» **YOUR INSTRUCTIONS**: Take each line containing "como" and report it exactly as written.
----------------------------------------
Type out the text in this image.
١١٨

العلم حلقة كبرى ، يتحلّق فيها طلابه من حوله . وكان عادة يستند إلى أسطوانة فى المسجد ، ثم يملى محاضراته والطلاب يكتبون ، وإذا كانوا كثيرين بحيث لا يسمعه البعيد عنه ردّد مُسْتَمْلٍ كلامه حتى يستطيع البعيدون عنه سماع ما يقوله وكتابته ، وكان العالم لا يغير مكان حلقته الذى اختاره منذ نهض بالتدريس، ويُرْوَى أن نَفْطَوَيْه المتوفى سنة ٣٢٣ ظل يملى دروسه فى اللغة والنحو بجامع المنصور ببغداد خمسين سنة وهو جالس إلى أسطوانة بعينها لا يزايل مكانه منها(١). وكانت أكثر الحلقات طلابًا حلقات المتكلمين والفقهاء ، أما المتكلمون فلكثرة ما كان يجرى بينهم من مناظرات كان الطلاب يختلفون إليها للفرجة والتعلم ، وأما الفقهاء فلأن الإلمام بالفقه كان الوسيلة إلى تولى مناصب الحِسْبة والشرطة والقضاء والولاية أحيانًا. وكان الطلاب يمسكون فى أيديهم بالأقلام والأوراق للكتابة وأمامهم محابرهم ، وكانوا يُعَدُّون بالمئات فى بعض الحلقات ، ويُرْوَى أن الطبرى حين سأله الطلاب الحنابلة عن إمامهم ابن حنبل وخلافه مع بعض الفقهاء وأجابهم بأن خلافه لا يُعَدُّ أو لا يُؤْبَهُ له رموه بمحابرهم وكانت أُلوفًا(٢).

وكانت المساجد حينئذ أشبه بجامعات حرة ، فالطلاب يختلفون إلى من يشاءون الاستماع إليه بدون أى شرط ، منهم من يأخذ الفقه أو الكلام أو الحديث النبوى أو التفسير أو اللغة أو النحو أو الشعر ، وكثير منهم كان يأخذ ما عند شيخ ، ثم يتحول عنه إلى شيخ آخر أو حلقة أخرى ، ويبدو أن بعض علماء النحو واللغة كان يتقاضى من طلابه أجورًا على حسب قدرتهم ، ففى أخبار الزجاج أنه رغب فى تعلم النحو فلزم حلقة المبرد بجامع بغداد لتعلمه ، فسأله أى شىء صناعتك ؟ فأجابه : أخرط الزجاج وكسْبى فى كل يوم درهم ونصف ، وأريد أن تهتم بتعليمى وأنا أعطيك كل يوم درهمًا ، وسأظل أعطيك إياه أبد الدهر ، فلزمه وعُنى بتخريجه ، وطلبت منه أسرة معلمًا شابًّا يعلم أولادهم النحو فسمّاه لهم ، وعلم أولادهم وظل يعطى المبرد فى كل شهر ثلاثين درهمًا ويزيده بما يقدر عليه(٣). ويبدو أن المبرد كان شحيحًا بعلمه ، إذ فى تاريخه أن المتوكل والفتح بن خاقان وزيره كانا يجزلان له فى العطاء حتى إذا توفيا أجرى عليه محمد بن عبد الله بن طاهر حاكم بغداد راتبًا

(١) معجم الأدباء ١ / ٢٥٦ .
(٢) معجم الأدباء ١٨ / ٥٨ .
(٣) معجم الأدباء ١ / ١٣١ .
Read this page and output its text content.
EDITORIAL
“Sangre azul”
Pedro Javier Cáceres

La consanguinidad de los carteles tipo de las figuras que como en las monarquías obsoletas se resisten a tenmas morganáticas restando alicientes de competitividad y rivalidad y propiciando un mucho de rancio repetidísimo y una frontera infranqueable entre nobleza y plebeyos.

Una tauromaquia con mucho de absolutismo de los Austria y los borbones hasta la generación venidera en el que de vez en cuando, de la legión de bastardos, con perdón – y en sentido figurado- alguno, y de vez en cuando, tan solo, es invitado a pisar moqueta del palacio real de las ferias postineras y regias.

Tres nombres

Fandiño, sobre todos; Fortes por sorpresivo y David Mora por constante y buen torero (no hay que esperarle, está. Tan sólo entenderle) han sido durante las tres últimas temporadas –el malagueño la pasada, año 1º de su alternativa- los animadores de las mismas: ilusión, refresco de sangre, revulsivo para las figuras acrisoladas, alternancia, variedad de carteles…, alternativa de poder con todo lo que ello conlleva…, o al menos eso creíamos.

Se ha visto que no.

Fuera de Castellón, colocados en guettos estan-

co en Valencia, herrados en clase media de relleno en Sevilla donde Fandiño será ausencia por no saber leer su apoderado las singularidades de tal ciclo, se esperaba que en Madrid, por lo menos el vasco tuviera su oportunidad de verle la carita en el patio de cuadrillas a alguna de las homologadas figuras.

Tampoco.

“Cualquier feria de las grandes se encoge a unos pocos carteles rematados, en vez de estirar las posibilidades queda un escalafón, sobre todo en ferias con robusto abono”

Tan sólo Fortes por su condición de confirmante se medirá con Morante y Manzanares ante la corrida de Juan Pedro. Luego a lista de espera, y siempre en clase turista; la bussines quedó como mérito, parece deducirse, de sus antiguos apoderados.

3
----------------------------------------
» **RESULT BELOW**:
La consanguinidad de los carteles tipo de las figuras que como en las monarquías obsoletas se resisten a tenmas morganáticas restando alicientes de competitividad y rivalidad y propiciando un mucho de rancio repetidísimo y una frontera infranqueable entre nobleza y plebeyos.
Tan sólo Fortes por su condición de confirmante se medirá con Morante y Manzanares ante la corrida de Juan Pedro. Luego a lista de espera, y siempre en clase turista; la bussines quedó como mérito, parece deducirse, de sus antiguos apoderados.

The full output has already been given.